▸ PROBLEM TO SOLVE: Below are entries to be transcribed exactly; exclude the pictures from the copy.

## BEGIN

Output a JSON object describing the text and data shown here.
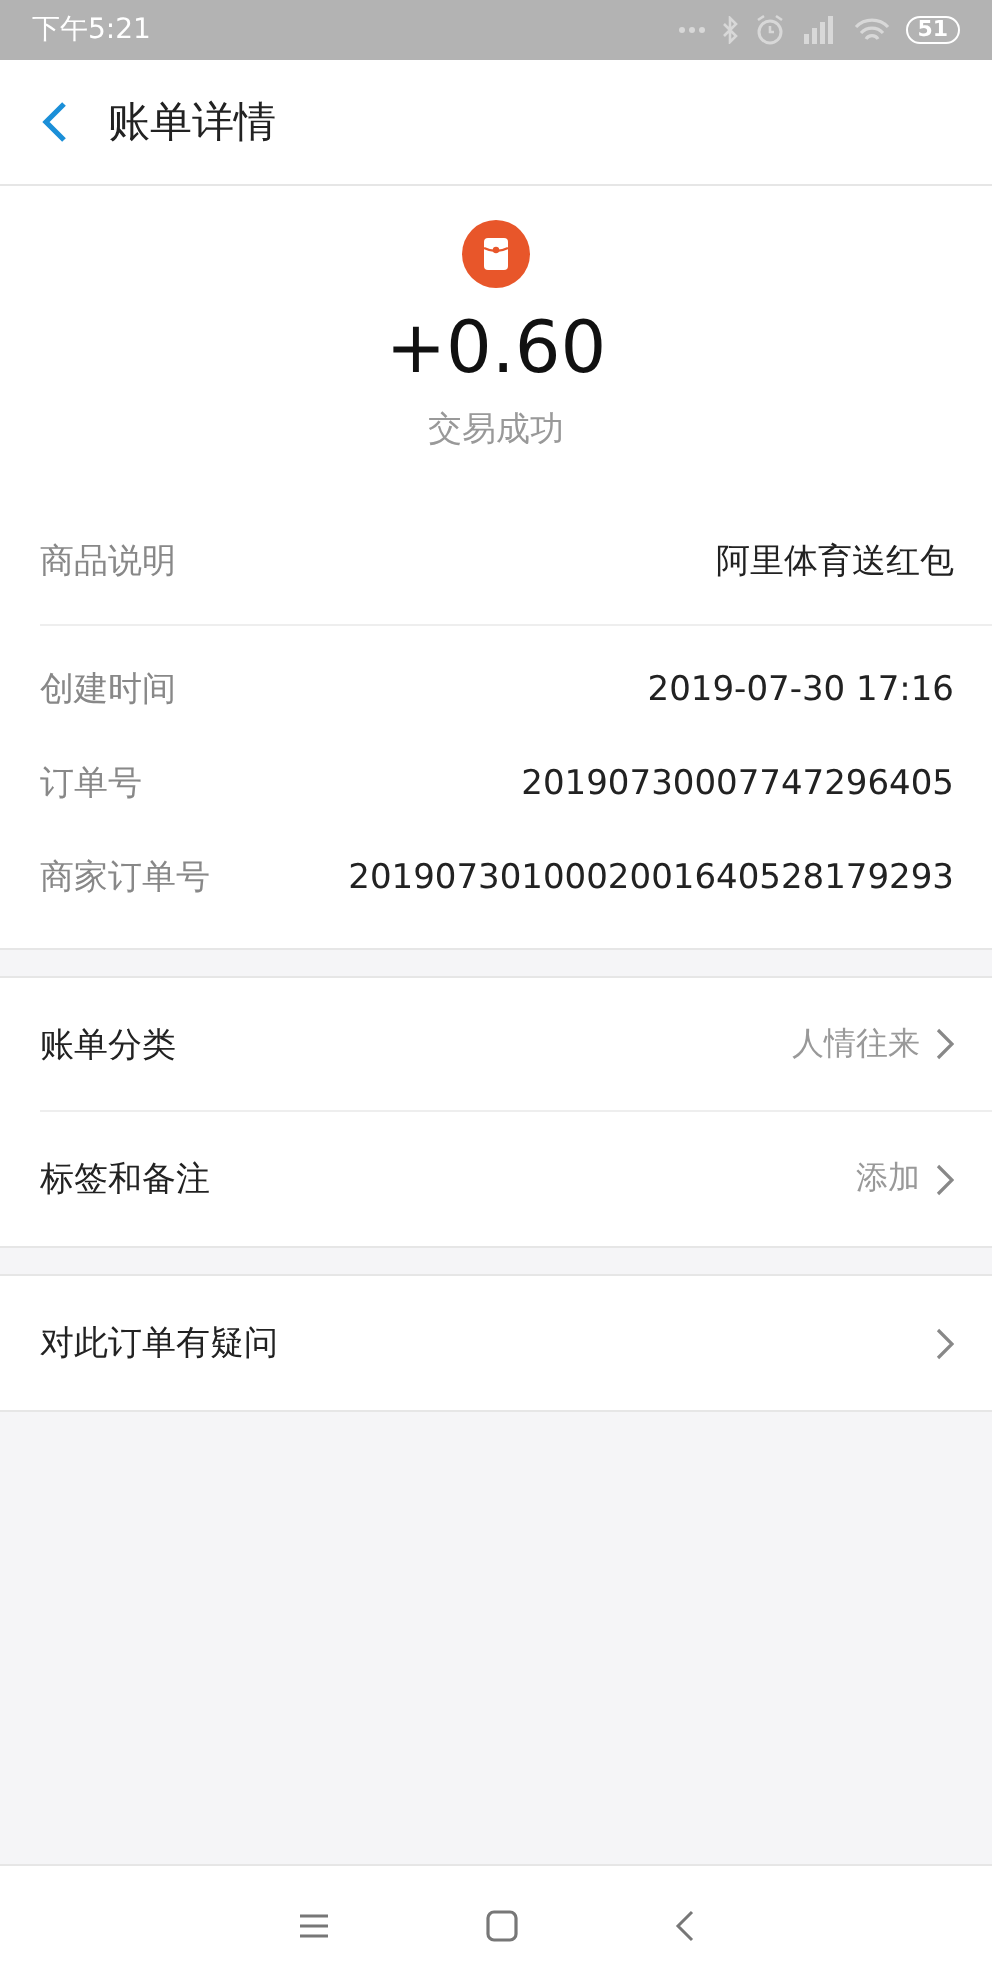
{
  "status_bar": {
    "time": "下午5:21",
    "battery": "51"
  },
  "header": {
    "title": "账单详情"
  },
  "summary": {
    "amount": "+0.60",
    "status": "交易成功"
  },
  "product": {
    "label": "商品说明",
    "value": "阿里体育送红包"
  },
  "order_details": [
    {
      "label": "创建时间",
      "value": "2019-07-30 17:16"
    },
    {
      "label": "订单号",
      "value": "20190730007747296405"
    },
    {
      "label": "商家订单号",
      "value": "2019073010002001640528179293"
    }
  ],
  "link_groups": [
    [
      {
        "label": "账单分类",
        "value": "人情往来"
      },
      {
        "label": "标签和备注",
        "value": "添加"
      }
    ],
    [
      {
        "label": "对此订单有疑问"
      }
    ]
  ]
}
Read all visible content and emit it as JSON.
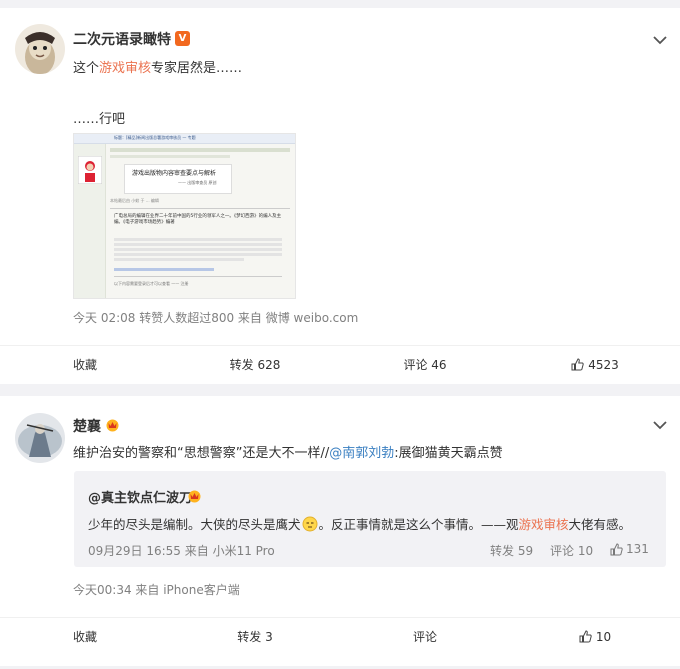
{
  "post1": {
    "username": "二次元语录瞰特",
    "verified_badge": "V",
    "line1_before": "这个",
    "line1_highlight": "游戏审核",
    "line1_after": "专家居然是……",
    "line2": "……行吧",
    "meta": "今天 02:08  转赞人数超过800  来自 微博 weibo.com",
    "actions": {
      "collect": "收藏",
      "repost": "转发 628",
      "comment": "评论 46",
      "like": "4523"
    },
    "thumbnail": {
      "header": "标题：[精品]新闻出版总署游戏审核员 — 专题",
      "title": "游戏出版物内容审查要点与解析",
      "sub": "—— 出版审查员 原创",
      "line_a": "本帖最后由 小蚊 于 ... 编辑",
      "bullet": "广电总局的编辑在业界二十年前中国的5行业的领军人之一。《梦幻西游》的编人及主编。《电子游戏市场趋势》编著",
      "footer": "以下内容需要登录后才可以查看 ——  注册"
    }
  },
  "post2": {
    "username": "楚襄",
    "line1_before": "维护治安的警察和“思想警察”还是大不一样//",
    "line1_mention": "@南郭刘勃",
    "line1_after": ":展御猫黄天霸点赞",
    "repost": {
      "username": "@真主钦点仁波刀",
      "text_before": "少年的尽头是编制。大侠的尽头是鹰犬",
      "text_mid": "。反正事情就是这么个事情。——观",
      "text_highlight": "游戏审核",
      "text_after": "大佬有感。",
      "meta": "09月29日 16:55 来自 小米11 Pro",
      "repost": "转发 59",
      "comment": "评论 10",
      "like": "131"
    },
    "meta": "今天00:34  来自 iPhone客户端",
    "actions": {
      "collect": "收藏",
      "repost": "转发 3",
      "comment": "评论",
      "like": "10"
    }
  },
  "colors": {
    "highlight": "#eb7350",
    "mention": "#3a7fc1",
    "meta": "#808080",
    "background": "#f2f2f5"
  },
  "icons": [
    "chevron-down-icon",
    "repost-icon",
    "comment-icon",
    "like-icon",
    "verified-icon",
    "crown-icon",
    "emoji-icon"
  ]
}
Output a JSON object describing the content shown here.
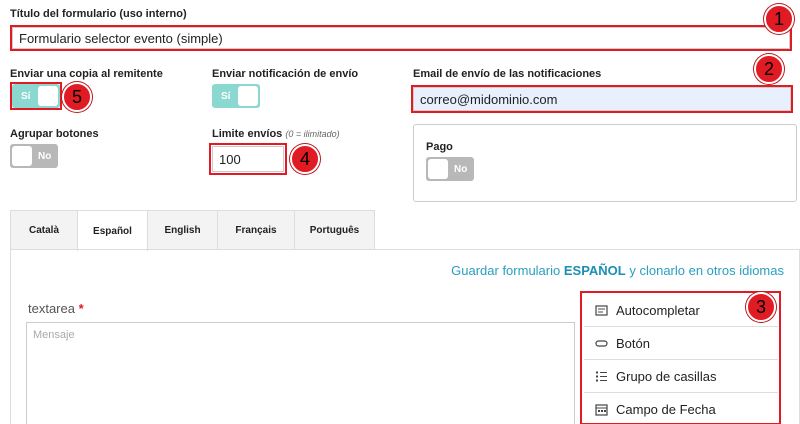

## END

▸ SOLVED PROBLEM:
Output a JSON object describing the text and data shown here.
{
  "status_bar": {
    "time": "下午5:21",
    "battery": "51"
  },
  "header": {
    "title": "账单详情"
  },
  "summary": {
    "amount": "+0.60",
    "status": "交易成功"
  },
  "product": {
    "label": "商品说明",
    "value": "阿里体育送红包"
  },
  "order_details": [
    {
      "label": "创建时间",
      "value": "2019-07-30 17:16"
    },
    {
      "label": "订单号",
      "value": "20190730007747296405"
    },
    {
      "label": "商家订单号",
      "value": "2019073010002001640528179293"
    }
  ],
  "link_groups": [
    [
      {
        "label": "账单分类",
        "value": "人情往来"
      },
      {
        "label": "标签和备注",
        "value": "添加"
      }
    ],
    [
      {
        "label": "对此订单有疑问"
      }
    ]
  ]
}
Read all visible content and emit it as JSON.
{
  "post1": {
    "username": "二次元语录瞰特",
    "verified_badge": "V",
    "line1_before": "这个",
    "line1_highlight": "游戏审核",
    "line1_after": "专家居然是……",
    "line2": "……行吧",
    "meta": "今天 02:08  转赞人数超过800  来自 微博 weibo.com",
    "actions": {
      "collect": "收藏",
      "repost": "转发 628",
      "comment": "评论 46",
      "like": "4523"
    },
    "thumbnail": {
      "header": "标题：[精品]新闻出版总署游戏审核员 — 专题",
      "title": "游戏出版物内容审查要点与解析",
      "sub": "—— 出版审查员 原创",
      "line_a": "本帖最后由 小蚊 于 ... 编辑",
      "bullet": "广电总局的编辑在业界二十年前中国的5行业的领军人之一。《梦幻西游》的编人及主编。《电子游戏市场趋势》编著",
      "footer": "以下内容需要登录后才可以查看 ——  注册"
    }
  },
  "post2": {
    "username": "楚襄",
    "line1_before": "维护治安的警察和“思想警察”还是大不一样//",
    "line1_mention": "@南郭刘勃",
    "line1_after": ":展御猫黄天霸点赞",
    "repost": {
      "username": "@真主钦点仁波刀",
      "text_before": "少年的尽头是编制。大侠的尽头是鹰犬",
      "text_mid": "。反正事情就是这么个事情。——观",
      "text_highlight": "游戏审核",
      "text_after": "大佬有感。",
      "meta": "09月29日 16:55 来自 小米11 Pro",
      "repost": "转发 59",
      "comment": "评论 10",
      "like": "131"
    },
    "meta": "今天00:34  来自 iPhone客户端",
    "actions": {
      "collect": "收藏",
      "repost": "转发 3",
      "comment": "评论",
      "like": "10"
    }
  },
  "colors": {
    "highlight": "#eb7350",
    "mention": "#3a7fc1",
    "meta": "#808080",
    "background": "#f2f2f5"
  },
  "icons": [
    "chevron-down-icon",
    "repost-icon",
    "comment-icon",
    "like-icon",
    "verified-icon",
    "crown-icon",
    "emoji-icon"
  ]
}
Output a JSON object describing the content shown here.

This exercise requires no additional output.